Return all lines below containing the word "xlabel".

— START OF Records shown —

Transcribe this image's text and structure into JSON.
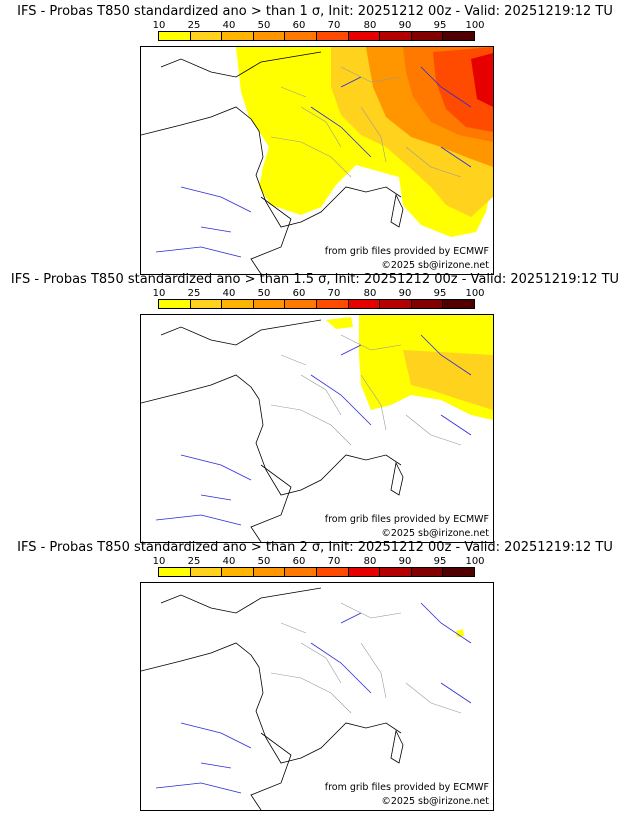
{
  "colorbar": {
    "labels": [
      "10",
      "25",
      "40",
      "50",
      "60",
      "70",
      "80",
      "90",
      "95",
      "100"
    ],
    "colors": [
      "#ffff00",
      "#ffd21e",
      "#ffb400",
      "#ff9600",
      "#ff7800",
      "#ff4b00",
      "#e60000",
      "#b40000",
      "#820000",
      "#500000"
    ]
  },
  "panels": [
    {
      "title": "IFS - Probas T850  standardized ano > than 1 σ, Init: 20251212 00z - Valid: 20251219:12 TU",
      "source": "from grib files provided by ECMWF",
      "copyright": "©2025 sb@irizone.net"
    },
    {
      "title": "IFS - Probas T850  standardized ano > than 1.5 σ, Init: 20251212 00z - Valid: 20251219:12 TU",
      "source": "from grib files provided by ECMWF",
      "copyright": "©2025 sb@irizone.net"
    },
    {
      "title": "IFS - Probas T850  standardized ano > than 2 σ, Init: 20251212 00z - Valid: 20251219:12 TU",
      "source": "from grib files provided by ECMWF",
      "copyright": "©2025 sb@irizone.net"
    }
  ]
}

— END OF Records shown —
— START OF Records shown —

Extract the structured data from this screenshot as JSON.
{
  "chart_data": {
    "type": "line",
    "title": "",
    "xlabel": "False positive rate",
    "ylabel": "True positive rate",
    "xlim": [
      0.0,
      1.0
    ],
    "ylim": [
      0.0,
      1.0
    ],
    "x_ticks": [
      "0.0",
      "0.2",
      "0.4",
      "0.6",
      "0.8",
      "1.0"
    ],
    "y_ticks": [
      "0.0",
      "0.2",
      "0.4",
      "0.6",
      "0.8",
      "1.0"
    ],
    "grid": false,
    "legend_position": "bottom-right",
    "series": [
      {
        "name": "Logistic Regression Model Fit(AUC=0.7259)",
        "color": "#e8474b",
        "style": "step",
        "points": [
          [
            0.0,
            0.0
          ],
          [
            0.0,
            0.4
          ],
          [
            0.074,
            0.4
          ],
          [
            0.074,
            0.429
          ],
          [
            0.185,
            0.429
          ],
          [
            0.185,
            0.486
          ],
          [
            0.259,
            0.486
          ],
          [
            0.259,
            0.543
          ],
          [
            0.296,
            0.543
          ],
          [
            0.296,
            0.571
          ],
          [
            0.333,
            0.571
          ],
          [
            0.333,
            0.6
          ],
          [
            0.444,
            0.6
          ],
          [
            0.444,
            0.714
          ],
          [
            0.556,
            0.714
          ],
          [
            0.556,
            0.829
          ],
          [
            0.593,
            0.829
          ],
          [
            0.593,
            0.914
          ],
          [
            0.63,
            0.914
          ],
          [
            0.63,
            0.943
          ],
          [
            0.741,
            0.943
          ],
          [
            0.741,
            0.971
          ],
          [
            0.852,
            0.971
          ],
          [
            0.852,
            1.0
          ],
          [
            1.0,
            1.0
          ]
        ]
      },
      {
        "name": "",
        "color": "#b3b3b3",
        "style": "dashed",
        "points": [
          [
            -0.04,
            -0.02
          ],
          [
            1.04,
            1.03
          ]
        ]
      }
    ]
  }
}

— END OF Records shown —
— START OF Records shown —

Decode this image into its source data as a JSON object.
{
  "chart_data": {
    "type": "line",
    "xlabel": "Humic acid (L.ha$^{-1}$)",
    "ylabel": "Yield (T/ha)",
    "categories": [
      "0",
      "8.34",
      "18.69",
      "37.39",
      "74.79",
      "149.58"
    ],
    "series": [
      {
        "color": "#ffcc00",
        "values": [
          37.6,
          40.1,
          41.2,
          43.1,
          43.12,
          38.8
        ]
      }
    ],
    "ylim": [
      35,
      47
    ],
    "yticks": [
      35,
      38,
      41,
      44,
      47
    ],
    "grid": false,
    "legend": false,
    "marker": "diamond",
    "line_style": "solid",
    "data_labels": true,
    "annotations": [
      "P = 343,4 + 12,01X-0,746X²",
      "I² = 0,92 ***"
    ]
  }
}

— END OF Records shown —

**Worked answer:**
    "xlabel": "False positive rate",
    "xlabel": "Humic acid (L.ha$^{-1}$)",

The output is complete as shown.